[BEGIN Task input]

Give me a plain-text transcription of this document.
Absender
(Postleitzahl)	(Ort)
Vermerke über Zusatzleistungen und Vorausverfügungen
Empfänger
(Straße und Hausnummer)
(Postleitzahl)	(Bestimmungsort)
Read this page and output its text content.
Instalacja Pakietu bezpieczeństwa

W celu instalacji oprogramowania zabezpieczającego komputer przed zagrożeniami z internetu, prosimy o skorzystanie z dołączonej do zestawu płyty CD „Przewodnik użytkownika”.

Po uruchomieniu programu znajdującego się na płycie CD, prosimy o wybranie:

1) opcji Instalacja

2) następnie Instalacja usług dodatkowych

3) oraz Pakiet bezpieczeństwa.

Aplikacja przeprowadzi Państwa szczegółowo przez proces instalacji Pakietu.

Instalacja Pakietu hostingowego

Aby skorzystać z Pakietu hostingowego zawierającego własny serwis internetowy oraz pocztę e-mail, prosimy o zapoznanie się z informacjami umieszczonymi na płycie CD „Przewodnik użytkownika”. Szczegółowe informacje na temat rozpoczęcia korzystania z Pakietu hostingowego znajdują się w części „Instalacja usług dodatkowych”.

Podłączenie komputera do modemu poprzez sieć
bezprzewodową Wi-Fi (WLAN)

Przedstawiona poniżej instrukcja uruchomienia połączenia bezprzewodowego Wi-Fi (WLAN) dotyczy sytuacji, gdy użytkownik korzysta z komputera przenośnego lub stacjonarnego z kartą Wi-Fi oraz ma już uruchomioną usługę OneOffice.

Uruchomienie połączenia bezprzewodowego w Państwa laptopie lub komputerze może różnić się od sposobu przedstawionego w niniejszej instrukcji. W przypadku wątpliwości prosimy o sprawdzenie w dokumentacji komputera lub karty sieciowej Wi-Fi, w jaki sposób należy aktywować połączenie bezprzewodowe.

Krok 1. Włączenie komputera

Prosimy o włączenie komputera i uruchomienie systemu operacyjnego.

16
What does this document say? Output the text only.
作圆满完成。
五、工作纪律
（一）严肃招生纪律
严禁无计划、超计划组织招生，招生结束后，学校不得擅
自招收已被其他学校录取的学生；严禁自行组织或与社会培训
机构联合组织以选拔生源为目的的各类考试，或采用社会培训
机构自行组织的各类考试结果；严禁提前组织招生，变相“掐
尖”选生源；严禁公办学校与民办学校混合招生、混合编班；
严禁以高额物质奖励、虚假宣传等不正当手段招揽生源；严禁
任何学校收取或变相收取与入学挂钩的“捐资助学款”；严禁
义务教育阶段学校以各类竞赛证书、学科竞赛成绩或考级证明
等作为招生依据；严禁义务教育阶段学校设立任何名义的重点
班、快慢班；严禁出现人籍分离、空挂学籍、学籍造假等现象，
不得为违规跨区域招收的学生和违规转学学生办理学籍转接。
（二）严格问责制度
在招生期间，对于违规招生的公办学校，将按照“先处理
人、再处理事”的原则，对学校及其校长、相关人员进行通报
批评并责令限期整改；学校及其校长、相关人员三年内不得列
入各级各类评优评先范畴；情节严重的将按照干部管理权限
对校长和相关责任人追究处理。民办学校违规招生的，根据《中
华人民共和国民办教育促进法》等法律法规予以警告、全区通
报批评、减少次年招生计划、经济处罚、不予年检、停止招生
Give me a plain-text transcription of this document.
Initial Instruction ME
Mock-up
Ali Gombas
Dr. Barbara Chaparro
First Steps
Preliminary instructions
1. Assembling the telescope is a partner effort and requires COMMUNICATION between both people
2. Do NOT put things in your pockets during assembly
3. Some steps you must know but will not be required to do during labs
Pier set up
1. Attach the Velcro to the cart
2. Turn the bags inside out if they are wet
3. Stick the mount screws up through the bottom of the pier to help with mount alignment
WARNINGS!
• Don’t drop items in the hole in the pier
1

[END Task input]

→ Your goal: Locate all lines holding the word "Przewodnik", then copy them out.

→ Answer to the exercise:
W celu instalacji oprogramowania zabezpieczającego komputer przed zagrożeniami z internetu, prosimy o skorzystanie z dołączonej do zestawu płyty CD „Przewodnik użytkownika”.
Aby skorzystać z Pakietu hostingowego zawierającego własny serwis internetowy oraz pocztę e-mail, prosimy o zapoznanie się z informacjami umieszczonymi na płycie CD „Przewodnik użytkownika”. Szczegółowe informacje na temat rozpoczęcia korzystania z Pakietu hostingowego znajdują się w części „Instalacja usług dodatkowych”.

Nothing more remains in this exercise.